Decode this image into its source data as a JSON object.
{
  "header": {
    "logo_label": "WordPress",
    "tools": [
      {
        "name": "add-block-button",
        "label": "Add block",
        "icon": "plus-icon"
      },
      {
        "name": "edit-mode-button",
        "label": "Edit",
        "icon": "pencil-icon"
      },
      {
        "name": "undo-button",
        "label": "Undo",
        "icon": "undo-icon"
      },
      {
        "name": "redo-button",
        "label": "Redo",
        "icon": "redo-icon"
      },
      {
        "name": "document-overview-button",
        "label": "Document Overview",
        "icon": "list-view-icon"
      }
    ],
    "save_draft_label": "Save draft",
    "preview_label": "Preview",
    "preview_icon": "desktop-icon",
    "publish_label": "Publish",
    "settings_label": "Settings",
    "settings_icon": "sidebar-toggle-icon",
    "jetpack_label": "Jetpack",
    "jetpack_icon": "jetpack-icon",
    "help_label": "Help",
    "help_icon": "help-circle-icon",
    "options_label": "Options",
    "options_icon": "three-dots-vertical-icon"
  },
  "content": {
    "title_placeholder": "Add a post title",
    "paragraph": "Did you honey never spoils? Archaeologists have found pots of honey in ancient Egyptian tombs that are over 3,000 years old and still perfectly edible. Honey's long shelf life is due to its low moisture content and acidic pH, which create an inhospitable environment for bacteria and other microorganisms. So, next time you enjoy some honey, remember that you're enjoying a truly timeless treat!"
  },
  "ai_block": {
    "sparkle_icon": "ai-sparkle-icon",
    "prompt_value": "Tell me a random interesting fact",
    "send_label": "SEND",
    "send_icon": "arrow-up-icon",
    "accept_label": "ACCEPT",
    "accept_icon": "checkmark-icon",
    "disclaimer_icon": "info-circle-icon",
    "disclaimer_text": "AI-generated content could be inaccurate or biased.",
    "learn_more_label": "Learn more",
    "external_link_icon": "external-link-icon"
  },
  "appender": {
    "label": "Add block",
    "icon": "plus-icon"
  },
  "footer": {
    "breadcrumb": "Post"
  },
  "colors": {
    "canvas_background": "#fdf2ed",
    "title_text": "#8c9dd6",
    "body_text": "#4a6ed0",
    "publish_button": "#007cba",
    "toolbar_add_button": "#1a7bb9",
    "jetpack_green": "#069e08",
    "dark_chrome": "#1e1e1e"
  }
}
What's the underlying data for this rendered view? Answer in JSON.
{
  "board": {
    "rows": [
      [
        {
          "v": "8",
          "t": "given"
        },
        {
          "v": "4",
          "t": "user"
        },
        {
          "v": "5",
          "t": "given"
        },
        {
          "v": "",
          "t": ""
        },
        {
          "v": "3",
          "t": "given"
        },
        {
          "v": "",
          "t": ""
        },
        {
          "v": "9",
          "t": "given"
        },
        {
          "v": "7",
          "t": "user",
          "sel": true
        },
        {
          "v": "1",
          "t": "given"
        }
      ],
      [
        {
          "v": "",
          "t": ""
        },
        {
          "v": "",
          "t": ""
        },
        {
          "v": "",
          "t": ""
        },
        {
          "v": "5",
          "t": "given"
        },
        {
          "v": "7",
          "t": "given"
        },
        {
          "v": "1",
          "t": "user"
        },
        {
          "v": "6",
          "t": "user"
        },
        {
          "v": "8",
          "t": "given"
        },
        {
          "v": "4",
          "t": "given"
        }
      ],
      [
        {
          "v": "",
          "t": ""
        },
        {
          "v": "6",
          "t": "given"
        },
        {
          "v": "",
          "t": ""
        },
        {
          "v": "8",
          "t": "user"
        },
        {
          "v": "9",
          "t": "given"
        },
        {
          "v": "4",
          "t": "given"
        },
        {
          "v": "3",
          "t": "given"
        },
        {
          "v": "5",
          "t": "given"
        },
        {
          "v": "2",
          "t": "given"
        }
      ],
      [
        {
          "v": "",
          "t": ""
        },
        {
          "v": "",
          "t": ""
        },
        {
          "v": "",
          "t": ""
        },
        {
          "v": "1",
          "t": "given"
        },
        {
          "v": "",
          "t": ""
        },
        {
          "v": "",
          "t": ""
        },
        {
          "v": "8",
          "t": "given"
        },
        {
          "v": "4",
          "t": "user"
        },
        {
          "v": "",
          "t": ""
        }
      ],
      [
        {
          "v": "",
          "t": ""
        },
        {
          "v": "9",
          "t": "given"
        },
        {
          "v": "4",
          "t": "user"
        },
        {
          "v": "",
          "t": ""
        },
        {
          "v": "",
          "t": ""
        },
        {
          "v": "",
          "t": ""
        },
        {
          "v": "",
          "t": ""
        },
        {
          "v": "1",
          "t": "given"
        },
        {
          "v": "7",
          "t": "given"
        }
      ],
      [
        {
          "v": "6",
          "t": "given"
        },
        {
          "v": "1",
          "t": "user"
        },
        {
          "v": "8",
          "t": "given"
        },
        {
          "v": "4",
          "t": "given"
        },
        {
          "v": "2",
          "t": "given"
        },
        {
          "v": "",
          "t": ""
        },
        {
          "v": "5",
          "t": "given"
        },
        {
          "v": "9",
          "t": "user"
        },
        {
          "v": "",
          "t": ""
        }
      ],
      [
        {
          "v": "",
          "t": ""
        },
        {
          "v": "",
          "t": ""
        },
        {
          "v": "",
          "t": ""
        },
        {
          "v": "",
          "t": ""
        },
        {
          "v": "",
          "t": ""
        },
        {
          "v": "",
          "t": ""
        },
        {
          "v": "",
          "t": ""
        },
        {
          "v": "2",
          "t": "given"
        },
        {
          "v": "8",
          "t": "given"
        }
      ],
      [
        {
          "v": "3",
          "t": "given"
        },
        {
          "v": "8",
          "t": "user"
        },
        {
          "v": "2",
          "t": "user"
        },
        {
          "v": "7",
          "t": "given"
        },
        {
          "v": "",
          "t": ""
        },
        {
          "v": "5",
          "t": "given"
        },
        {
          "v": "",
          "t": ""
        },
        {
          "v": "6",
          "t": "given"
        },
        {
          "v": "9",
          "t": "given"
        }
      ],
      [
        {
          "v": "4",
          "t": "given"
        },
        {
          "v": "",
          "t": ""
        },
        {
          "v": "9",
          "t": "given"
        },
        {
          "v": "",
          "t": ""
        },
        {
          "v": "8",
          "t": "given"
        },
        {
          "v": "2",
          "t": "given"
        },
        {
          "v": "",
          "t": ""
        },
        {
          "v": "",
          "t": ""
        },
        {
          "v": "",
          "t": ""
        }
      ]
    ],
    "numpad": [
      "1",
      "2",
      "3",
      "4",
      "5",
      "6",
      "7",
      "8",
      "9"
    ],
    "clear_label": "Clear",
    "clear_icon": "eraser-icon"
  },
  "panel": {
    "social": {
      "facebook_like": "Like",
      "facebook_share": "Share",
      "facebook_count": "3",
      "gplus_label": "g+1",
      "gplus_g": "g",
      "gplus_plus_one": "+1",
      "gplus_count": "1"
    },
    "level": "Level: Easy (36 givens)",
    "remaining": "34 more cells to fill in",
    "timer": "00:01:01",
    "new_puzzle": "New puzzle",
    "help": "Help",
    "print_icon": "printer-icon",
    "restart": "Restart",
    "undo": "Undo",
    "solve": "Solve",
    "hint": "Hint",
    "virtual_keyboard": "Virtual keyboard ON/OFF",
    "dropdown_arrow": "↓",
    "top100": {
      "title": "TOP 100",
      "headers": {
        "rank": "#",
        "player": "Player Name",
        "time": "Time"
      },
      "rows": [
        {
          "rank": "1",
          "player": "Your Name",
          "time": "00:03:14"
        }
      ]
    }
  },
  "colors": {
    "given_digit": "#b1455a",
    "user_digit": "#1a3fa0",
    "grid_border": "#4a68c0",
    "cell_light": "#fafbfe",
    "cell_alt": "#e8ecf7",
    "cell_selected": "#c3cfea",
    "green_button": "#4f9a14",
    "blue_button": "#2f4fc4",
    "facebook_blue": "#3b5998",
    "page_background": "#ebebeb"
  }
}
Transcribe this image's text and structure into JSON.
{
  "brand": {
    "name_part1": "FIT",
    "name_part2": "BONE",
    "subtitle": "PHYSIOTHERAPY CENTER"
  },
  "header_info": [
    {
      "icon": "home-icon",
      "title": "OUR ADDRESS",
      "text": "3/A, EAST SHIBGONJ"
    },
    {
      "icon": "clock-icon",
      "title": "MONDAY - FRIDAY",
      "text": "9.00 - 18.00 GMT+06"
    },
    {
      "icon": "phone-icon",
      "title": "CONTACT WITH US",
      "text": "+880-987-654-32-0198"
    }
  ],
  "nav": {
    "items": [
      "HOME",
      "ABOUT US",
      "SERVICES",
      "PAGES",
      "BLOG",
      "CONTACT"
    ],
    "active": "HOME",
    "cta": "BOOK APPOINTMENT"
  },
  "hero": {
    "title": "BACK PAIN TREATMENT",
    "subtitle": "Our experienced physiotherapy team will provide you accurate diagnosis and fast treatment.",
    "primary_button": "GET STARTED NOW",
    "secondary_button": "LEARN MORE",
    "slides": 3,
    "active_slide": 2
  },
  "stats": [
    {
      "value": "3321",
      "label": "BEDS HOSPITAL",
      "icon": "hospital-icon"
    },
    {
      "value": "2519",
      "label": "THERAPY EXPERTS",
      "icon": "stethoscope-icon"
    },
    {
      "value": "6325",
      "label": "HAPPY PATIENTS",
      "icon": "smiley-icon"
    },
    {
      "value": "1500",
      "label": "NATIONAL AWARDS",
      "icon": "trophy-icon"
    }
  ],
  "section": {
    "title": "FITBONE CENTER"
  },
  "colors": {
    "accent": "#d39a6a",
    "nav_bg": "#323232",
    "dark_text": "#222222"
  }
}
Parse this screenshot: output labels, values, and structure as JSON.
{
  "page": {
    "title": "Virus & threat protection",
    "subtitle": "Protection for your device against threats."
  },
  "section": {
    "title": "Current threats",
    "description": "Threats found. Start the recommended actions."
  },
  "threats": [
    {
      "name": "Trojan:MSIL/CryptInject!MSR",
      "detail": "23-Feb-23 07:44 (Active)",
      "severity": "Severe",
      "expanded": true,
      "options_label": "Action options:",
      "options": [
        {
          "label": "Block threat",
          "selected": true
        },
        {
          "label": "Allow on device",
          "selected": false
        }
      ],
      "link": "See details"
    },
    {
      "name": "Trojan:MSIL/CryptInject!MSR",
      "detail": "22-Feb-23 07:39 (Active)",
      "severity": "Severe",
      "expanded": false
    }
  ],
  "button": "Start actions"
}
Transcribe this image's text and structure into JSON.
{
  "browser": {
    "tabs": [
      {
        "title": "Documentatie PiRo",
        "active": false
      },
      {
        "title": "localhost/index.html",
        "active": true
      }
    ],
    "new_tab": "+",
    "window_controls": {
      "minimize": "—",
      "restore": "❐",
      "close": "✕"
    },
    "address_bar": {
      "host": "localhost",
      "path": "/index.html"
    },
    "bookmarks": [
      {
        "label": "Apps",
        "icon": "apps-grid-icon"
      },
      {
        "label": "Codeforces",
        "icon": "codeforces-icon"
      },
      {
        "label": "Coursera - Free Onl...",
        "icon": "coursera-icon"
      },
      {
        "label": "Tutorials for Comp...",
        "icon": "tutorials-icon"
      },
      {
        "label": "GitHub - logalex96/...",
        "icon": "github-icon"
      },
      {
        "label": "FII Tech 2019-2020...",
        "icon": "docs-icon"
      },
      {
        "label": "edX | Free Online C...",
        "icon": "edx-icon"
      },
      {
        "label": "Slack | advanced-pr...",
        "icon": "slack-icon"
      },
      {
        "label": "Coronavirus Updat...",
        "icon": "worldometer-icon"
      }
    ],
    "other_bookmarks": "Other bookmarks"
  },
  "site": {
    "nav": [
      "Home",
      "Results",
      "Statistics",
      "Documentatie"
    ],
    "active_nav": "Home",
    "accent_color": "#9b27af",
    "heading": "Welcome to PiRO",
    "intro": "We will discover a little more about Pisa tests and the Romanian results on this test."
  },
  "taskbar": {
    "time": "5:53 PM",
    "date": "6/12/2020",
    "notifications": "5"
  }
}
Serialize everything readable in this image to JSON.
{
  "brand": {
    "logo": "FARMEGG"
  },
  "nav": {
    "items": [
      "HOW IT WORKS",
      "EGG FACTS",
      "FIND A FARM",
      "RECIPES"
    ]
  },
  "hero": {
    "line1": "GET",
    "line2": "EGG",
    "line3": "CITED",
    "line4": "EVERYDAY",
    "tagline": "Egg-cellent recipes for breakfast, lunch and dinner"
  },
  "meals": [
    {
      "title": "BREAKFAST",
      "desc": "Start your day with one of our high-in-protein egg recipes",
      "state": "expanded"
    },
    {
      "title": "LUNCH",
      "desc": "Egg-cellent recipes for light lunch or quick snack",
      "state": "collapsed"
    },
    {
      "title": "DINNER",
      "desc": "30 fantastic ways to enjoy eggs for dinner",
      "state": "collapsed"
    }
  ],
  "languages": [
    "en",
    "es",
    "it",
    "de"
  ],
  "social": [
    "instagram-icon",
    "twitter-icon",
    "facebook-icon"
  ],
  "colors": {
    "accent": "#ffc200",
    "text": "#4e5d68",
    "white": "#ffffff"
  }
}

########

EXERCISE PROMPT:
All lines in the preceding records that hold the word "JSON" need to be copied.

ANSWER BELOW:
Decode this image into its source data as a JSON object.
What's the underlying data for this rendered view? Answer in JSON.
Transcribe this image's text and structure into JSON.
Parse this screenshot: output labels, values, and structure as JSON.
Transcribe this image's text and structure into JSON.
Serialize everything readable in this image to JSON.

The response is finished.